[DATA RECORDS]
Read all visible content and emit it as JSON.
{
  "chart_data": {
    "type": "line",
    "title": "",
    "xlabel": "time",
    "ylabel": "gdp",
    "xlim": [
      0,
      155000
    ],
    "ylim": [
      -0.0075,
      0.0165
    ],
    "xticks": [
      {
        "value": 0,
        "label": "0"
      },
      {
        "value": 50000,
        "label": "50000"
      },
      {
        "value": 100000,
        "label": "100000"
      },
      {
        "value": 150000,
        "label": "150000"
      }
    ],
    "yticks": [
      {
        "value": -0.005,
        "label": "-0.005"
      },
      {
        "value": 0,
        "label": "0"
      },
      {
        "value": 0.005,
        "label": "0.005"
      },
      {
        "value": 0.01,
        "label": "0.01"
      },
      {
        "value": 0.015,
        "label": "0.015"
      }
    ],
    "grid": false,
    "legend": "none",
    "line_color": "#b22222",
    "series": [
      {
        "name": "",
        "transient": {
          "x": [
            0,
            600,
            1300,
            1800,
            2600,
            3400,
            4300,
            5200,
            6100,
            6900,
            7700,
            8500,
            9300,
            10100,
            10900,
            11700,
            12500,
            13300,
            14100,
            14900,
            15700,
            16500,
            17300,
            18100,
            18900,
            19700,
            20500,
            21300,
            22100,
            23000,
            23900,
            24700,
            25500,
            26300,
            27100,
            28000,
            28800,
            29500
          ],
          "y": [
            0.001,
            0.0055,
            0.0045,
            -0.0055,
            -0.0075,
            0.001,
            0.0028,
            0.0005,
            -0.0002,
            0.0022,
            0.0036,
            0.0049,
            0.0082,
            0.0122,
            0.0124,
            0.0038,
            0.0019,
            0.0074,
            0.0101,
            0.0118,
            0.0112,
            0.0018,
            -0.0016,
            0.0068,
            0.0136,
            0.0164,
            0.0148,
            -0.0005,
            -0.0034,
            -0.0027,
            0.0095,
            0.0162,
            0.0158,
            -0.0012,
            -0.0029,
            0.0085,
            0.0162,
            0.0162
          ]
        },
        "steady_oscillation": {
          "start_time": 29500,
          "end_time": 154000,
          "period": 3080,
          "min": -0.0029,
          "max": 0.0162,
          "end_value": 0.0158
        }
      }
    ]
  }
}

[STATED PROBLEM] Give all the entries again exactly; leave none out.

[RESULT BELOW]
Read all visible content and emit it as JSON.
{
  "chart_data": {
    "type": "line",
    "title": "",
    "xlabel": "time",
    "ylabel": "gdp",
    "xlim": [
      0,
      155000
    ],
    "ylim": [
      -0.0075,
      0.0165
    ],
    "xticks": [
      {
        "value": 0,
        "label": "0"
      },
      {
        "value": 50000,
        "label": "50000"
      },
      {
        "value": 100000,
        "label": "100000"
      },
      {
        "value": 150000,
        "label": "150000"
      }
    ],
    "yticks": [
      {
        "value": -0.005,
        "label": "-0.005"
      },
      {
        "value": 0,
        "label": "0"
      },
      {
        "value": 0.005,
        "label": "0.005"
      },
      {
        "value": 0.01,
        "label": "0.01"
      },
      {
        "value": 0.015,
        "label": "0.015"
      }
    ],
    "grid": false,
    "legend": "none",
    "line_color": "#b22222",
    "series": [
      {
        "name": "",
        "transient": {
          "x": [
            0,
            600,
            1300,
            1800,
            2600,
            3400,
            4300,
            5200,
            6100,
            6900,
            7700,
            8500,
            9300,
            10100,
            10900,
            11700,
            12500,
            13300,
            14100,
            14900,
            15700,
            16500,
            17300,
            18100,
            18900,
            19700,
            20500,
            21300,
            22100,
            23000,
            23900,
            24700,
            25500,
            26300,
            27100,
            28000,
            28800,
            29500
          ],
          "y": [
            0.001,
            0.0055,
            0.0045,
            -0.0055,
            -0.0075,
            0.001,
            0.0028,
            0.0005,
            -0.0002,
            0.0022,
            0.0036,
            0.0049,
            0.0082,
            0.0122,
            0.0124,
            0.0038,
            0.0019,
            0.0074,
            0.0101,
            0.0118,
            0.0112,
            0.0018,
            -0.0016,
            0.0068,
            0.0136,
            0.0164,
            0.0148,
            -0.0005,
            -0.0034,
            -0.0027,
            0.0095,
            0.0162,
            0.0158,
            -0.0012,
            -0.0029,
            0.0085,
            0.0162,
            0.0162
          ]
        },
        "steady_oscillation": {
          "start_time": 29500,
          "end_time": 154000,
          "period": 3080,
          "min": -0.0029,
          "max": 0.0162,
          "end_value": 0.0158
        }
      }
    ]
  }
}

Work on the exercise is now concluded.